WRITTEN TASK >>
Show all lines holding the string "period".

RECORDED DATA >>

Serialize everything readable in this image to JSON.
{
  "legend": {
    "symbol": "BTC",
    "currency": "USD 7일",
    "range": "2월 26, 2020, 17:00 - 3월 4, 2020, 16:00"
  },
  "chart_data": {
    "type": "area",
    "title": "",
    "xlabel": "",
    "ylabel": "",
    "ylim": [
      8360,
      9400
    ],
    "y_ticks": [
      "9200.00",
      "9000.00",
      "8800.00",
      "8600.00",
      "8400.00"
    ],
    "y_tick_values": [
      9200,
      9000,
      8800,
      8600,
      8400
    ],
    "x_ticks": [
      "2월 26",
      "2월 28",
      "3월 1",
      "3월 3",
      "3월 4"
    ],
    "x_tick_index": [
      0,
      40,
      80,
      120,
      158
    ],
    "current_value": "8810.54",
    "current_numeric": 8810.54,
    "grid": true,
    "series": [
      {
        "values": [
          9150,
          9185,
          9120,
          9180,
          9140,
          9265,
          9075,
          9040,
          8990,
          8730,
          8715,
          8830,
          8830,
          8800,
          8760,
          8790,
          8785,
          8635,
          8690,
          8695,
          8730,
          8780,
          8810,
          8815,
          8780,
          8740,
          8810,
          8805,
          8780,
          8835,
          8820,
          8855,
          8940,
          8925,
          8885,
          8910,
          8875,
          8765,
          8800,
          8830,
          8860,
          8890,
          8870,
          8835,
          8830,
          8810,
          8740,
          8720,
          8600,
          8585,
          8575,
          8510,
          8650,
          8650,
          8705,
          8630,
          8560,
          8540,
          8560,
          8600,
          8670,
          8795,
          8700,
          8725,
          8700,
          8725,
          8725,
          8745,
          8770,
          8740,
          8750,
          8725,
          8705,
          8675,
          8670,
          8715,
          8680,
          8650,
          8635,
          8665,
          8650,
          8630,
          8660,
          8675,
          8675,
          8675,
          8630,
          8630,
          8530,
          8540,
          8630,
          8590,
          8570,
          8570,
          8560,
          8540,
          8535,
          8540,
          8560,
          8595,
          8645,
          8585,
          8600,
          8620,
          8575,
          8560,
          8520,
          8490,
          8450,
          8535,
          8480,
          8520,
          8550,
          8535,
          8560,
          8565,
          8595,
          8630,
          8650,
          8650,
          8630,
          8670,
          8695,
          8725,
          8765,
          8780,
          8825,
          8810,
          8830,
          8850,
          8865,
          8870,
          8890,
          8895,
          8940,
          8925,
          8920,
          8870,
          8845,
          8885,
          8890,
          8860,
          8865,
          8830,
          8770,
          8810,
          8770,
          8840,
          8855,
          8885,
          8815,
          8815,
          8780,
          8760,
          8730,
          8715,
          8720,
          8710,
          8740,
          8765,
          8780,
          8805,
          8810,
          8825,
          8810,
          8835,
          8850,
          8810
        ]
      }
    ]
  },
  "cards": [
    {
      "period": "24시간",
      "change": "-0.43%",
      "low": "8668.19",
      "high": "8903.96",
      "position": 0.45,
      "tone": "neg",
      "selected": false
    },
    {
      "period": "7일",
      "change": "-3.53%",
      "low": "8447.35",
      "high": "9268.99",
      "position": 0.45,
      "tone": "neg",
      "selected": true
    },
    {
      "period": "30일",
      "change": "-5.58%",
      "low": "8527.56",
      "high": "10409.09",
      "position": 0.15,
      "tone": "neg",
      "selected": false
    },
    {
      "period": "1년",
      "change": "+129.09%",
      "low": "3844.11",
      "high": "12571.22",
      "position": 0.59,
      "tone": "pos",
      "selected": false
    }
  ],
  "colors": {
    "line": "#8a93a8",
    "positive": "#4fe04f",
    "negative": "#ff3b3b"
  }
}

WORKED ANSWER >>
      "period": "24시간",
      "period": "7일",
      "period": "30일",
      "period": "1년",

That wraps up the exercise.